O município de Arraias, no sudeste do Tocantins, recebe nos dias 25 e 26 de julho o 6º Encontro Estadual de Mulheres Negras, atividade que marca o encerramento da 9ª edição do Julho das Pretas no estado. As ações acontecem a partir das 8h, no campus Arraias da Universidade Federal do Tocantins (UFT).
Com o tema “Mulheres Negras Pós-marcha rompendo pelo bem viver”, a programação reúne feira de empreendedoras, rodas de conversa sobre feminismo negro e a 3ª edição do Sarau das Pretas, que destaca manifestações culturais negras e quilombolas.
Programação
25 de julho – sábado
- Acolhimento pelas mulheres de Arraias
- Feira de mulheres negras empreendedoras (ao longo de todo o evento)
- Mística de abertura: “Em defesa da vida, das águas e do território”

+ + + + +

## OBJETIVO DO EXERCÍCIO
Responda, com base no documento de origem, às perguntas abaixo.
1. Em que município e em quais dias se realiza o 6º Encontro Estadual de Mulheres Negras?
2. Qual é o tema do encontro?
3. Que título recebe a mística de abertura prevista para 25 de julho?

## LISTAGEM DE DADOS
+ + + + +

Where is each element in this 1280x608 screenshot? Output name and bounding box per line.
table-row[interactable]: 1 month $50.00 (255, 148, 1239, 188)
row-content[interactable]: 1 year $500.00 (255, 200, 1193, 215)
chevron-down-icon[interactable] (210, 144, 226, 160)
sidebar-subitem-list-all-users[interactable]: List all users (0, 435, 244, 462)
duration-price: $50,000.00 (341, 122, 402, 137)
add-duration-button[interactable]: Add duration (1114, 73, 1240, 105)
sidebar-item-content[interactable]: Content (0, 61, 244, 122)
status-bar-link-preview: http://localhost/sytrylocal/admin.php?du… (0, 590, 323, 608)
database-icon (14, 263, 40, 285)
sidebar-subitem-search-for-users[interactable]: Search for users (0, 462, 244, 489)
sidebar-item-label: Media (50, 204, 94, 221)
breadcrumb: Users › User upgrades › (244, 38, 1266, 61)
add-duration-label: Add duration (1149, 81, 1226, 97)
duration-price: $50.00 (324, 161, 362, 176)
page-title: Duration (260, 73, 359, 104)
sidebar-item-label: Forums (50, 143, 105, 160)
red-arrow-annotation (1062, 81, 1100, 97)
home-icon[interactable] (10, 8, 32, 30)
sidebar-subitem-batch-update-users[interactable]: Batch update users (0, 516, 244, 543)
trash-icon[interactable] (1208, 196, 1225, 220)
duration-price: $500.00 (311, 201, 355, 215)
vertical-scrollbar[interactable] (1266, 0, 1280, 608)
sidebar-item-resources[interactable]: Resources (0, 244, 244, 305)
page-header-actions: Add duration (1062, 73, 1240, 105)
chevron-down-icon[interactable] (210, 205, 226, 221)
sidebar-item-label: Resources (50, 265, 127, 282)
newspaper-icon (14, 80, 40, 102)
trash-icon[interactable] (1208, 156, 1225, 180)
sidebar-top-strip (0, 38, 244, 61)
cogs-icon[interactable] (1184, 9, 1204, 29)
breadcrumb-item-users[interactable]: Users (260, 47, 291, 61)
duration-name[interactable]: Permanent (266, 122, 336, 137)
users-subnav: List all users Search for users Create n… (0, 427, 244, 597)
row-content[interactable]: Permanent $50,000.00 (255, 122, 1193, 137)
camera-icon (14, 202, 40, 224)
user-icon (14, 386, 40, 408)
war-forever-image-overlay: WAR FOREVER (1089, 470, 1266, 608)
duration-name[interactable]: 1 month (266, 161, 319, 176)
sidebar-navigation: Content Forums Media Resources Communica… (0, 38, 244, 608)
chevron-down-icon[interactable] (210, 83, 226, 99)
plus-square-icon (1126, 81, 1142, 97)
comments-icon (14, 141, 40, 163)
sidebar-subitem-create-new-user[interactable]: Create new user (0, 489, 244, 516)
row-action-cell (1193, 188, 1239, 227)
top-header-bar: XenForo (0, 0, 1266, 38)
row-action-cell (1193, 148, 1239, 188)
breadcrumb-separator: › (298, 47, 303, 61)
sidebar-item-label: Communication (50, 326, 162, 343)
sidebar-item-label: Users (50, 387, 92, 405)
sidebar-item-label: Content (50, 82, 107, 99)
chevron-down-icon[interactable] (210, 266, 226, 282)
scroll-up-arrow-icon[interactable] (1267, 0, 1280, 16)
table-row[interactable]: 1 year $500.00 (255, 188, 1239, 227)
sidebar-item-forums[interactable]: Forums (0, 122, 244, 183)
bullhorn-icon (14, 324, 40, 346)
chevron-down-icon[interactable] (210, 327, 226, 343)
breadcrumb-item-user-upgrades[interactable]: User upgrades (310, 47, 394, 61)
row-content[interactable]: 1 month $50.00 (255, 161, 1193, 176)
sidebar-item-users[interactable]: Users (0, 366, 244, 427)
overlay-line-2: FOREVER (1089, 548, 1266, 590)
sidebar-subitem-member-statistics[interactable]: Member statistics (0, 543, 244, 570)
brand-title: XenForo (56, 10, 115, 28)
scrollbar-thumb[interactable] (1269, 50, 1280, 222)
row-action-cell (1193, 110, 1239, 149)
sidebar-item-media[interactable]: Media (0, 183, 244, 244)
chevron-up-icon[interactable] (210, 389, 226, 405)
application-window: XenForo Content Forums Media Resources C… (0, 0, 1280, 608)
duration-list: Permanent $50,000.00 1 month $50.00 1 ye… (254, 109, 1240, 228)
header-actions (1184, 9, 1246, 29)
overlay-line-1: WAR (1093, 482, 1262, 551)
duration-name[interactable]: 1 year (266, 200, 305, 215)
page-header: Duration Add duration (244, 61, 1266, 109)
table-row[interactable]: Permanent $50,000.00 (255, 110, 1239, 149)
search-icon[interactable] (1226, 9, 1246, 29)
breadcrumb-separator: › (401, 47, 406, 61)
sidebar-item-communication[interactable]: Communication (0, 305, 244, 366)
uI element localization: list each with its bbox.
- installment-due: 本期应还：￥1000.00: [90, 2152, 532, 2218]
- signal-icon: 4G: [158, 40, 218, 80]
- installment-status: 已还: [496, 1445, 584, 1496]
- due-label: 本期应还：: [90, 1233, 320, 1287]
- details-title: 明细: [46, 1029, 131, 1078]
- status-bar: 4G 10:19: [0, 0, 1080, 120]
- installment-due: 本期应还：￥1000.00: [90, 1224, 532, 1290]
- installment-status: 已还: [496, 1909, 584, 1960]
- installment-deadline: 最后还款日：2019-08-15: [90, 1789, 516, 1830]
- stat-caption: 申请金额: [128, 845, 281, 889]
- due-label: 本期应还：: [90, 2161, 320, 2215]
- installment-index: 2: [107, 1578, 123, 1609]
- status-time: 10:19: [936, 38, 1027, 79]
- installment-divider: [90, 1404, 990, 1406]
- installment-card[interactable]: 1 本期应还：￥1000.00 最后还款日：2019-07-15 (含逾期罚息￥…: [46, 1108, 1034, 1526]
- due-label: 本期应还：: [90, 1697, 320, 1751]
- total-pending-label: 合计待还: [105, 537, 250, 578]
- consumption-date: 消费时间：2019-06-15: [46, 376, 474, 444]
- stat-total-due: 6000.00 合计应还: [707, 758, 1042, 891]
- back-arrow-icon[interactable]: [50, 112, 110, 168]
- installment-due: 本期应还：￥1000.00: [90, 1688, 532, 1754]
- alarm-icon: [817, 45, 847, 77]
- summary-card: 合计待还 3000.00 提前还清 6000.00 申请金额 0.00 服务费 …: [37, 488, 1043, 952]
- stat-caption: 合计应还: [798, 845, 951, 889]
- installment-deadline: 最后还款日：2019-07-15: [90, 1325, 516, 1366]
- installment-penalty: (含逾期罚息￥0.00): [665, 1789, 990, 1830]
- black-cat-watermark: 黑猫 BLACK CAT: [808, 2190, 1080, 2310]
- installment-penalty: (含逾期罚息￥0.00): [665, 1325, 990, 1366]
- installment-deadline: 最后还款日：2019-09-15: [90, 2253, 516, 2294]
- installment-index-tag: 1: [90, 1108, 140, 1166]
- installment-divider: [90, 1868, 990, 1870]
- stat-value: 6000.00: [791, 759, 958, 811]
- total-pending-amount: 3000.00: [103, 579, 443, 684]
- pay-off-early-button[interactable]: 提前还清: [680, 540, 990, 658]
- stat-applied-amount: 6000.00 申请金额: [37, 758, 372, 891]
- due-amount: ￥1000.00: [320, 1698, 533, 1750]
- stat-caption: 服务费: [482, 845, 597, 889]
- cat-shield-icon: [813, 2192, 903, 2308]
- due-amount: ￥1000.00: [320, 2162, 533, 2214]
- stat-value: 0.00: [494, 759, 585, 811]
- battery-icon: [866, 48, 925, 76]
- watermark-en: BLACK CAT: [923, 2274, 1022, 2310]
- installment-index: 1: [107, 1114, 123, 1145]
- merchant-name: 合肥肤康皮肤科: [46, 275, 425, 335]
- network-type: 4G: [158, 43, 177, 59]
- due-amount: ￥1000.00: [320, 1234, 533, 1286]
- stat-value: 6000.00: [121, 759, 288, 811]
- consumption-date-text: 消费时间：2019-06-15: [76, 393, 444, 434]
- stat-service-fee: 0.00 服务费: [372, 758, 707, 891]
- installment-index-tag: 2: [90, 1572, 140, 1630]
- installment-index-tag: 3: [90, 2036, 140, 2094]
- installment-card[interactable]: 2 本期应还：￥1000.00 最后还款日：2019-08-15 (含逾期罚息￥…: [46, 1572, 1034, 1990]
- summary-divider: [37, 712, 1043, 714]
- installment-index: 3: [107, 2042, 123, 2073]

+ + + + +

## RESPOSTA DO EXERCÍCIO
1. No município de Arraias, nos dias 25 e 26 de julho.
2. “Mulheres Negras Pós-marcha rompendo pelo bem viver”.
3. “Em defesa da vida, das águas e do território”.